Text segment:
• • • • •

Dear Milspouse With A Deployed Loved One,
I saw you the other day, taking a morning jog in the frosty air. You reminded me of those lonely runs I used to take, to clear my head and jump start another long day.
You probably vacillate between hating and loving this time of year. It’s the Christmas season. There’s no way to avoid the Christmas cheer. On the other hand, while your loved one eats MRE’s and sleeps on a cot, the guilt you feel celebrating without them is constant.
Growing up, Christmas is ingrained in our minds as a time of joy. The wonder of waking up in the wee dark hours and finding a stashed Christmas tree always brought shivers of anticipation. Like many children on Christmas Eve, I would stay up as late as I could and sneak cups of coffee and eggnog while the grown-ups talked around the fire. The night felt shorter that way.
The season was filled with parties and games, white elephant gifts and cookie exchanges. Every year, I made gingerbread houses and prayed they wouldn’t collapse before Christmas day. During the Christmas Eve service I stare in wonder at my flickering candle while singing Silent Night.
Then, in a moment, I grew up. I learned there is never peace on earth, good will to men. Some spend holidays with little more than an artificial table top tree and a single strand of lights. Others look forward to a box from home that carries a two week old cookie concoction. It never tastes stale to them. Sometimes, the heart lifting strains of Joy to the World are mingled with the soulful notes of Taps.
For those at home, Christmas morning is about waking up to the bed half empty. It’s about enduring all the well-wishers, the drudgery of carrying the shopping bags yourself.
You watch How the Grinch Stole Christmas and feel your Christmas was stolen by a Grinch called war.
Your husband might be toting a chest full of armor plates, while you carry a fussing toddler through a crowded department store. Your wife might be staunching wounds while you staunch the tears of a lonely child who just wants their mom home for Christmas.

• • • • •

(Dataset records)
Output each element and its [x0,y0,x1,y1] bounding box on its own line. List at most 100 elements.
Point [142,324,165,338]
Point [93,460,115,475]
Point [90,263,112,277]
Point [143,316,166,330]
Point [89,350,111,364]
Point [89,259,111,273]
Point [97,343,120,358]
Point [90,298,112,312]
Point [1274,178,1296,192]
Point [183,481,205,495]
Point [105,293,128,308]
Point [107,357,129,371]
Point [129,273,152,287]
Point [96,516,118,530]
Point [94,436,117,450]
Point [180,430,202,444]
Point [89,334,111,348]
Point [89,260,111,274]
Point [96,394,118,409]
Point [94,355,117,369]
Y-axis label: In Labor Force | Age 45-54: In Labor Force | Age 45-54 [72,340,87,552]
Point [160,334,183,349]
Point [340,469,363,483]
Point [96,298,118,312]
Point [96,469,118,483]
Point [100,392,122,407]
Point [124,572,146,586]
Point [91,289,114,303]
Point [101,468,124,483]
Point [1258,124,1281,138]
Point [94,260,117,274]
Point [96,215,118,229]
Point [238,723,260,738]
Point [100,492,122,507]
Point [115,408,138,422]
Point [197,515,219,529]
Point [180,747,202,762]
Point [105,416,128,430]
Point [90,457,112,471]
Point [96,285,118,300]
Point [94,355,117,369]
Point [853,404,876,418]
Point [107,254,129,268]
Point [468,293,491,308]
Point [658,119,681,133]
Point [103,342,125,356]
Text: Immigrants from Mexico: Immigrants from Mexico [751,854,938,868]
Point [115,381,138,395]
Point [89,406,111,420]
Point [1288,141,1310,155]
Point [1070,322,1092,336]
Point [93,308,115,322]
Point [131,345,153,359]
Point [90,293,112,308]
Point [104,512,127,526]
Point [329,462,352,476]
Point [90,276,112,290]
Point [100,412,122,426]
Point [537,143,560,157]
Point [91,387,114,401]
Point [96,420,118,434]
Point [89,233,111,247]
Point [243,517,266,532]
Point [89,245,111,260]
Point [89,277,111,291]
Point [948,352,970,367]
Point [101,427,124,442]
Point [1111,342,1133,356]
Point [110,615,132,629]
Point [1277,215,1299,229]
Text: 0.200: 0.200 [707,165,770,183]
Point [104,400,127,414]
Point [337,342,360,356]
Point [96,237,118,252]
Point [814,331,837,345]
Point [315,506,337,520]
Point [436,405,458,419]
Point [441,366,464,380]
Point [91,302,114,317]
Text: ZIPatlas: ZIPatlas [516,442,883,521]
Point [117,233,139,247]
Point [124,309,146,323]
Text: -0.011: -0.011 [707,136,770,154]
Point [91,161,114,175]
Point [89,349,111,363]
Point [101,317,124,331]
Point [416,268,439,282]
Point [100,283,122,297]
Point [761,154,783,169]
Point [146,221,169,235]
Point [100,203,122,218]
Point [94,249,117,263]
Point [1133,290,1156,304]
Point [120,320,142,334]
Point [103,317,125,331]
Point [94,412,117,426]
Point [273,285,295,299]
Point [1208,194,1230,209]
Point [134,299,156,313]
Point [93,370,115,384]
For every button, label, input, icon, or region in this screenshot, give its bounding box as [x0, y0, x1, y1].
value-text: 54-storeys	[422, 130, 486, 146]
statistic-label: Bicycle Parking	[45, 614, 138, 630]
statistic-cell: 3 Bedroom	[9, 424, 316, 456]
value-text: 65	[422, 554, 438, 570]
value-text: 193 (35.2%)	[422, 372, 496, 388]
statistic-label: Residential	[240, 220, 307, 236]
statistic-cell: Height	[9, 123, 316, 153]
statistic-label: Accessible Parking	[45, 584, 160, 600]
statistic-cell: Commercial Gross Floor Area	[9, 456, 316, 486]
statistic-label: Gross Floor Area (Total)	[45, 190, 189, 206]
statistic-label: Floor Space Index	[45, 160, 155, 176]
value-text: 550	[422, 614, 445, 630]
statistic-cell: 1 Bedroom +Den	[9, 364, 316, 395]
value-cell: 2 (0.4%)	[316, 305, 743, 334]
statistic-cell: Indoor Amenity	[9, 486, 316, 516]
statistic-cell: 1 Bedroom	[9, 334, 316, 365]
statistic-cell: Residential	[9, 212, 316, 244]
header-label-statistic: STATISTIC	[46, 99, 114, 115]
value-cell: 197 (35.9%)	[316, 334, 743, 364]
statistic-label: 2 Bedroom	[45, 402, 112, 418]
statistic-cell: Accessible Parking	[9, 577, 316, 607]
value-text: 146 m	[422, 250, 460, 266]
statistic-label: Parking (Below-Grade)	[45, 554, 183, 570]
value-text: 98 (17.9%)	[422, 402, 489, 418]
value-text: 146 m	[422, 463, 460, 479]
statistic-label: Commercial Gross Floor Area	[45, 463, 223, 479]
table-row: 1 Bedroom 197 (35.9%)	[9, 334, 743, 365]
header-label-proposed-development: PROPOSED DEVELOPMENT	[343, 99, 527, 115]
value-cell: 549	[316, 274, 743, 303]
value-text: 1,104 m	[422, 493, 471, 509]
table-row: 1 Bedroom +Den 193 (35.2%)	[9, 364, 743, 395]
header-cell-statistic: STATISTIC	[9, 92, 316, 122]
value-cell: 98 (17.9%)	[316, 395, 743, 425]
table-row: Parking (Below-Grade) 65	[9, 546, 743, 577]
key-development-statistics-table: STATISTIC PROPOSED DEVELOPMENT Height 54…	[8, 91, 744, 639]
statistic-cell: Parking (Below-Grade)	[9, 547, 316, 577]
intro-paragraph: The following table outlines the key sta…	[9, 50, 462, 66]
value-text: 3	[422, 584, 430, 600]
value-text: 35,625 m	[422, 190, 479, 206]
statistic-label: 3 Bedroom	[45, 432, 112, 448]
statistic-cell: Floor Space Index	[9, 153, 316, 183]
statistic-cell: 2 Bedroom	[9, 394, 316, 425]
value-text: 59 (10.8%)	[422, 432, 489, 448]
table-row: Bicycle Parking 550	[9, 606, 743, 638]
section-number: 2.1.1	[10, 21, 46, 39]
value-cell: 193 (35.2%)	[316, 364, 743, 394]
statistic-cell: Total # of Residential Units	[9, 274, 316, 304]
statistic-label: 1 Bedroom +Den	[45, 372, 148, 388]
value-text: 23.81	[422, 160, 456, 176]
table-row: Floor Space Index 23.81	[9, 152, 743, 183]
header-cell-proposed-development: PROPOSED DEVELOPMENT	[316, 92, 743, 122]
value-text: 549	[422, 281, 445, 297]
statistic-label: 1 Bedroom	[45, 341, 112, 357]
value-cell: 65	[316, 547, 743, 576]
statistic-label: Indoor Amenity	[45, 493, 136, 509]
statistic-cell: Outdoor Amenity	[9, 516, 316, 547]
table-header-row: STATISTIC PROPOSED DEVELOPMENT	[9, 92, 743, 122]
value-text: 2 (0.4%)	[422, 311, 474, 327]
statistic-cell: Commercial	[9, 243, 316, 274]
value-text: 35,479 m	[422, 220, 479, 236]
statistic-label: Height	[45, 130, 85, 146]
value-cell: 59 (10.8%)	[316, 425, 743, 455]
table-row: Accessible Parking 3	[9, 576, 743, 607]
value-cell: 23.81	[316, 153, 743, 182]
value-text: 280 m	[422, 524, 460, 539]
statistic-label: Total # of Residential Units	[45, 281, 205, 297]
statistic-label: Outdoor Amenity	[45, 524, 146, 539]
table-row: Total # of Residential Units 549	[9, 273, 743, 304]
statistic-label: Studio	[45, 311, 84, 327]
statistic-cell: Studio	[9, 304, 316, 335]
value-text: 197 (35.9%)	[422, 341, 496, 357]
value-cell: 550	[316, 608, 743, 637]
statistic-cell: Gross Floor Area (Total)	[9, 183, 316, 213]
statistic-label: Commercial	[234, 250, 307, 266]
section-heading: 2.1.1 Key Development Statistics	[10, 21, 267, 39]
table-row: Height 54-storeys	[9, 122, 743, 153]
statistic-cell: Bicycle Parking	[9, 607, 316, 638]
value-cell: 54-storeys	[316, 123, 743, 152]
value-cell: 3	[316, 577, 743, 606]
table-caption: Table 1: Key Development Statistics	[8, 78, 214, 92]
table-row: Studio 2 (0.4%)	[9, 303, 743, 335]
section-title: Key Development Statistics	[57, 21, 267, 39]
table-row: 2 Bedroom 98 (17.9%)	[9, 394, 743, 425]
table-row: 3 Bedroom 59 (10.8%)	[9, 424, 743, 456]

• • • • •

Task brief:
According to the letter, what was the season filled with? This data has no connection to the letter.

Exercise result:
Parties, games, white elephant gifts, and cookie exchanges.